Data listing -
┌──

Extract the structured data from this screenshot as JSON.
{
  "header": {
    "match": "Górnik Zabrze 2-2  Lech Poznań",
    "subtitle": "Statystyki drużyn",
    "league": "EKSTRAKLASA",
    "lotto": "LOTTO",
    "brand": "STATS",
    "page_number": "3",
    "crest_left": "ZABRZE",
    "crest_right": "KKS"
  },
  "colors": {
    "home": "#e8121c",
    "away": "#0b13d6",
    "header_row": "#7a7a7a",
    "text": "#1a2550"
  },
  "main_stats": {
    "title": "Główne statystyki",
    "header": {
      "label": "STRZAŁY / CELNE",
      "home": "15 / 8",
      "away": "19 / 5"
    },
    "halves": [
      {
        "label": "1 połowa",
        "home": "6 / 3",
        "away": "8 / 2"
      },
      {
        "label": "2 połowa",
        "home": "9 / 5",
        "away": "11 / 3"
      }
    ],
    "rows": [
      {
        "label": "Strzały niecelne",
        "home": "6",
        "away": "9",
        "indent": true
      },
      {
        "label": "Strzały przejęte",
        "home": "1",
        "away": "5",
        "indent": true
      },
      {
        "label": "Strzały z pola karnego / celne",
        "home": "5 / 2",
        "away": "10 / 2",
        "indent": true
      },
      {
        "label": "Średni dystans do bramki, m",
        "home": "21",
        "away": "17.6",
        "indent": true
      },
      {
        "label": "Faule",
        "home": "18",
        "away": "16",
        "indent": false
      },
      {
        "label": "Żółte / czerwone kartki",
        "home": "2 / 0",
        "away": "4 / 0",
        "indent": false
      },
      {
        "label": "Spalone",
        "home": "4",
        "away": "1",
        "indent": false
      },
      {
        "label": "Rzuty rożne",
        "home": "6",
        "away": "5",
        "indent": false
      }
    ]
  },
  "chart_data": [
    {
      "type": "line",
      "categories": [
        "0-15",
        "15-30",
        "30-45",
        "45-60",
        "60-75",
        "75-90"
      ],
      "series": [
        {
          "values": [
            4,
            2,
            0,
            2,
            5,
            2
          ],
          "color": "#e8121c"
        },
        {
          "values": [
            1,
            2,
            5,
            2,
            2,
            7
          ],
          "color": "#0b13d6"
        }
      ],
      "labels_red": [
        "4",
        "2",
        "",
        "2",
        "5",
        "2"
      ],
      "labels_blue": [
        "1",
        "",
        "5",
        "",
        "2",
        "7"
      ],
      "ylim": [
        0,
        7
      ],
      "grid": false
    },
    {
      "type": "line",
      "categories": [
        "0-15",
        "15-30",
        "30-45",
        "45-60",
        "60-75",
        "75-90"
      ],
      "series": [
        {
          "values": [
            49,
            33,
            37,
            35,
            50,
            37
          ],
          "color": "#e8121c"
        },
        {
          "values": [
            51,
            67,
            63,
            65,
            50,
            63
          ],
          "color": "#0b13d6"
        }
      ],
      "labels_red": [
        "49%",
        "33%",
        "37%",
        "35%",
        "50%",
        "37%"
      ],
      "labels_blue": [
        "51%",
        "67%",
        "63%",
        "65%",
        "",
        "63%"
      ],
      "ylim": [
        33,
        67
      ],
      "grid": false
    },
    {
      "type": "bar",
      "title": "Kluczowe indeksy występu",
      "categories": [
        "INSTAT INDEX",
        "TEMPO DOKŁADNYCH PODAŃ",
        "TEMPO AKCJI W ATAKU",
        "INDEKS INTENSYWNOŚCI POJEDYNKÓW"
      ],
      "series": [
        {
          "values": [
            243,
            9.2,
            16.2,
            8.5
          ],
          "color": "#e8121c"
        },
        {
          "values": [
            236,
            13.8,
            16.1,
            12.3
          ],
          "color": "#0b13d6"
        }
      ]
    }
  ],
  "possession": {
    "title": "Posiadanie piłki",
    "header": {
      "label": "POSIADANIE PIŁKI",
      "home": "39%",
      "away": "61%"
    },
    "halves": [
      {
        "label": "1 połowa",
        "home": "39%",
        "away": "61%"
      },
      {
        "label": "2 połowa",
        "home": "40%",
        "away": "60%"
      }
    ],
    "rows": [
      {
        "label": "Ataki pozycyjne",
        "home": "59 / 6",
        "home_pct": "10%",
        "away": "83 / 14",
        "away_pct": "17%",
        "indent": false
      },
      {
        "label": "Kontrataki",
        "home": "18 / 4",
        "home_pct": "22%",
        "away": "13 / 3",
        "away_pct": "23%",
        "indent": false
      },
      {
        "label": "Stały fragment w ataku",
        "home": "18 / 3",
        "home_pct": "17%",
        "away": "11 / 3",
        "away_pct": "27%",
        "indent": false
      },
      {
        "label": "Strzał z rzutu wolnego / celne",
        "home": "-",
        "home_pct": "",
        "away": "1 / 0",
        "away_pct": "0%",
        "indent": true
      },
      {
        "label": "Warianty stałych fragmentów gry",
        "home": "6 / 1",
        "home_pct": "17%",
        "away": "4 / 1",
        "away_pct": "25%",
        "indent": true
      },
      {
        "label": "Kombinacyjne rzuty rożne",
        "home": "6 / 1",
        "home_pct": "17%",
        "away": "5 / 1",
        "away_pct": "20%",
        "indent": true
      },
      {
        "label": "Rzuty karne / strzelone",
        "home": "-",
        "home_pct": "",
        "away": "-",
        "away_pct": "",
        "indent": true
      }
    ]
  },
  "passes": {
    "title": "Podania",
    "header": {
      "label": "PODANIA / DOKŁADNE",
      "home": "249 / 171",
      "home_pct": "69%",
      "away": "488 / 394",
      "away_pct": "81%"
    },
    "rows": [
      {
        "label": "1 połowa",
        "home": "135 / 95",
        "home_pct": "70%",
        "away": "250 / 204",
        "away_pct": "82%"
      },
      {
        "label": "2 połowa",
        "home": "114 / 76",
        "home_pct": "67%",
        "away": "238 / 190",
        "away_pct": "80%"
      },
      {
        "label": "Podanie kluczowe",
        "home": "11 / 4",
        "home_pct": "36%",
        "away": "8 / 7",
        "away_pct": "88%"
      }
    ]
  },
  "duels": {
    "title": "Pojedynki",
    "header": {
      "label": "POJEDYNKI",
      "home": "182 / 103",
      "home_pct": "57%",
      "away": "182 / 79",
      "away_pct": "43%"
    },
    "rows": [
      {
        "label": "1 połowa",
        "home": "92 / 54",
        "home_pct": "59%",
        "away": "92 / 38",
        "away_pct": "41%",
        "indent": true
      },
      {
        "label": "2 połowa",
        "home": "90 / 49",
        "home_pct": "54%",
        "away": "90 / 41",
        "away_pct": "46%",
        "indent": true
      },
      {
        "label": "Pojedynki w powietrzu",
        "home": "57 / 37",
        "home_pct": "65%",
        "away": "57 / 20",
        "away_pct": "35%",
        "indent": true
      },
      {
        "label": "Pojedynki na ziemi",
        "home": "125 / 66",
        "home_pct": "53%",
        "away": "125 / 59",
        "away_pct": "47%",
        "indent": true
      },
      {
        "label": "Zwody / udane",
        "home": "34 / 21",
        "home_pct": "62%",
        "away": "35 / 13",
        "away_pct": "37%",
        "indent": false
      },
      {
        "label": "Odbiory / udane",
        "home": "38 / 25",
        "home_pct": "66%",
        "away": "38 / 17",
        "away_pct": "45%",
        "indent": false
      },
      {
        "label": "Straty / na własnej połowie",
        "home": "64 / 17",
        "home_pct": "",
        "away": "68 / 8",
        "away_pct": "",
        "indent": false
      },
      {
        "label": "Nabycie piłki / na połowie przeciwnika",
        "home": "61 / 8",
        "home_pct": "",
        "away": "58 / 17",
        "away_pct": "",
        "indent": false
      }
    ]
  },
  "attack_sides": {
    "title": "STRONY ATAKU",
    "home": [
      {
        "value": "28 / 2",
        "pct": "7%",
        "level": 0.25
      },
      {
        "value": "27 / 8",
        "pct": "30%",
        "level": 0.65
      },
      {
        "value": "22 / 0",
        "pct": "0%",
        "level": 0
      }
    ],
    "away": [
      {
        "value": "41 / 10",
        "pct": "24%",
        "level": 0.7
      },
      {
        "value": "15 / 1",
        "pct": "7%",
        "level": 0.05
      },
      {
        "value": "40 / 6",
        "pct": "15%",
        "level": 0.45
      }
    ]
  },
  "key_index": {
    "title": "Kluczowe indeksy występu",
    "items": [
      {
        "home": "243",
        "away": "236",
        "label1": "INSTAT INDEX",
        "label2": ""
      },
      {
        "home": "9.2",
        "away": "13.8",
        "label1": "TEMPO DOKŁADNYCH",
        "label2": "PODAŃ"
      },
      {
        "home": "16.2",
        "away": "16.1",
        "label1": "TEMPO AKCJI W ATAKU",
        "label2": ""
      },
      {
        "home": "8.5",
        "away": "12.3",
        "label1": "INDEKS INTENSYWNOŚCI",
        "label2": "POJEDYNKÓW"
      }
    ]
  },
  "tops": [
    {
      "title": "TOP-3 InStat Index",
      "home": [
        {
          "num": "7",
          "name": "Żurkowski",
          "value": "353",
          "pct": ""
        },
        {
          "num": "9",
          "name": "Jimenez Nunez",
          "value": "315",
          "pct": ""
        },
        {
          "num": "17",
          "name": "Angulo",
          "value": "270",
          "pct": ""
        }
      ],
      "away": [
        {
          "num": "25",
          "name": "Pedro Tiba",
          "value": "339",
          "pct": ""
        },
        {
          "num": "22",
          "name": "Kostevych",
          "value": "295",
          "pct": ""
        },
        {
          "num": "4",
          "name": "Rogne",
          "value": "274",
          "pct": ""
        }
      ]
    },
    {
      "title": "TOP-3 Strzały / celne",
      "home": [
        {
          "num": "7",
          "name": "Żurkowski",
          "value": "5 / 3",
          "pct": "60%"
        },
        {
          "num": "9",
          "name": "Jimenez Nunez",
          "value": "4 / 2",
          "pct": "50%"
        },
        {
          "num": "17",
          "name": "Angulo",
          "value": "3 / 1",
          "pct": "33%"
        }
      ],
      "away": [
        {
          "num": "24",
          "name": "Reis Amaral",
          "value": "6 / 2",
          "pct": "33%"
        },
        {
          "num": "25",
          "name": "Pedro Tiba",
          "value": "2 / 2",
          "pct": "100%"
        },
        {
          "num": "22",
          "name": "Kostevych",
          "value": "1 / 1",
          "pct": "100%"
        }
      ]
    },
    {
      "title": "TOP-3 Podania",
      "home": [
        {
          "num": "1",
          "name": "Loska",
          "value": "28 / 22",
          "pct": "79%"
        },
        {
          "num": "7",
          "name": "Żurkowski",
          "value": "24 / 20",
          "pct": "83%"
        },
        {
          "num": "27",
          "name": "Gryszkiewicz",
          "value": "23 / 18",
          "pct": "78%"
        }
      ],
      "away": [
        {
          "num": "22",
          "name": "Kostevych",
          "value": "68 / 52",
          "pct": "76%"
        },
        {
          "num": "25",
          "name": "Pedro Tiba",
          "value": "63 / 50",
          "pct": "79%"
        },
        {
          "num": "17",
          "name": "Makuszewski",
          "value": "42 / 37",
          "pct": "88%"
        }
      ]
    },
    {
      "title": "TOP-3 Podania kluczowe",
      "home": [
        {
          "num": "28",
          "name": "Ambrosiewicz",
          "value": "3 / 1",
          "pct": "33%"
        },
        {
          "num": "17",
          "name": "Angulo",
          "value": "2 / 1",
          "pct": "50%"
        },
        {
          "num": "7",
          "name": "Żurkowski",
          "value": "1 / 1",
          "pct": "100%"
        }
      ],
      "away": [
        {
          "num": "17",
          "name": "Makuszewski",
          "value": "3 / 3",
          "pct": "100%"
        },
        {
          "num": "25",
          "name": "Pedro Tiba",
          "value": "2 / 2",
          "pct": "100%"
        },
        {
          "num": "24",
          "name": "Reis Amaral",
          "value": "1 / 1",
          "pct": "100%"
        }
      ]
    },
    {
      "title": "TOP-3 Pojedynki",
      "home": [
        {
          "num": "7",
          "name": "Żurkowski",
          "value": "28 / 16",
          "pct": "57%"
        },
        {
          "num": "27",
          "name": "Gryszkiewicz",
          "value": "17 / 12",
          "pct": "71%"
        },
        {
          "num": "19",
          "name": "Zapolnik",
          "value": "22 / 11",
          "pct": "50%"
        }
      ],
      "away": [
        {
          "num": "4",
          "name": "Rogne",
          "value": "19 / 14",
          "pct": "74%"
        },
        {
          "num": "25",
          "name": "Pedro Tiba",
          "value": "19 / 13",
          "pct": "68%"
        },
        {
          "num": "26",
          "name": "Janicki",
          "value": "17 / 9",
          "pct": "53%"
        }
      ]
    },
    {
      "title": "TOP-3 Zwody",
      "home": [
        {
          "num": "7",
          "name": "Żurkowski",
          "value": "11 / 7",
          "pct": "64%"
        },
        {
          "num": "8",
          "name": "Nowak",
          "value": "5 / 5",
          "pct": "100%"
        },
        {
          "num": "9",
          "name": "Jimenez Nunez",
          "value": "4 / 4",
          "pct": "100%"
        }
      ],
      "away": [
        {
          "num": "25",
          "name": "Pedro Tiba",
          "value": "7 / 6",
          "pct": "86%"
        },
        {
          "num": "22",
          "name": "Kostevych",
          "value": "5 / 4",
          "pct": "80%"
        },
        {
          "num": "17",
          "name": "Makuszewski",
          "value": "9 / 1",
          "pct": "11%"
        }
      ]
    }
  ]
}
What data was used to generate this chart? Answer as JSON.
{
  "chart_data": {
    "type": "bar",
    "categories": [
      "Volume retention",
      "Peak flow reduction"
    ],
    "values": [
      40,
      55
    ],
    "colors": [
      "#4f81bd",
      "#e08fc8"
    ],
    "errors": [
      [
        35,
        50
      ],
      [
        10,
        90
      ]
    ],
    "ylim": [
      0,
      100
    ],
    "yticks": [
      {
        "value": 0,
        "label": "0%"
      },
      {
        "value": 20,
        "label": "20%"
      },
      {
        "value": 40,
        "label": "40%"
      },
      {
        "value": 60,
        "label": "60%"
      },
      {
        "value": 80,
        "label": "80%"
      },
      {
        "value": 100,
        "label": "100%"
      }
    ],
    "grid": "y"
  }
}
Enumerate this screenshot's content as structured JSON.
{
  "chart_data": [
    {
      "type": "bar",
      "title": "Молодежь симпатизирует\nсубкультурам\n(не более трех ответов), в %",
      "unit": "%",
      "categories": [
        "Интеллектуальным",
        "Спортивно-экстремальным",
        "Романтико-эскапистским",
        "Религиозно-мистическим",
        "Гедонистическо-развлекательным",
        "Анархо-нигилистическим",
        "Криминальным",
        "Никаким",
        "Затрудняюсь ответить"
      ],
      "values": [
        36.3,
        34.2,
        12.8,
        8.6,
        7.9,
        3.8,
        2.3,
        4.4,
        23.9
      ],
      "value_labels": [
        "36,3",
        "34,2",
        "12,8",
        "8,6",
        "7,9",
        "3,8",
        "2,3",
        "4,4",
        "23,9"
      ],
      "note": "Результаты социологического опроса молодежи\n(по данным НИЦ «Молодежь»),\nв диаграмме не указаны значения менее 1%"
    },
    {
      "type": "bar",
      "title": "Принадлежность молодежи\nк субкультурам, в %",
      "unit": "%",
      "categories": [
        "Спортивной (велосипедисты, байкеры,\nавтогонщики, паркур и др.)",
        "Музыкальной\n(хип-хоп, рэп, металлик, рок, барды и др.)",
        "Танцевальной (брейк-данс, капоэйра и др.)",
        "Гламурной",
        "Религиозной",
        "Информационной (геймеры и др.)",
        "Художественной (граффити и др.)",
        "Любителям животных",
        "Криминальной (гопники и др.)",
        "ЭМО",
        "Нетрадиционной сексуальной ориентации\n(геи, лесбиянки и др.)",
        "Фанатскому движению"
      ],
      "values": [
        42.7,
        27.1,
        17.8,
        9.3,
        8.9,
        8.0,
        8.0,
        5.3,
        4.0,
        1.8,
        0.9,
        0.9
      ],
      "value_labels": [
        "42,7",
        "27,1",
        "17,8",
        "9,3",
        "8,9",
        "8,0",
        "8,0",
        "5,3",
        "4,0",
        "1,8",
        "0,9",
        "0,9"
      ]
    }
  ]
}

└──

The request - Each line of the data that includes the word "występu" counts once; report the total and nothing more.

Exercise solution - 2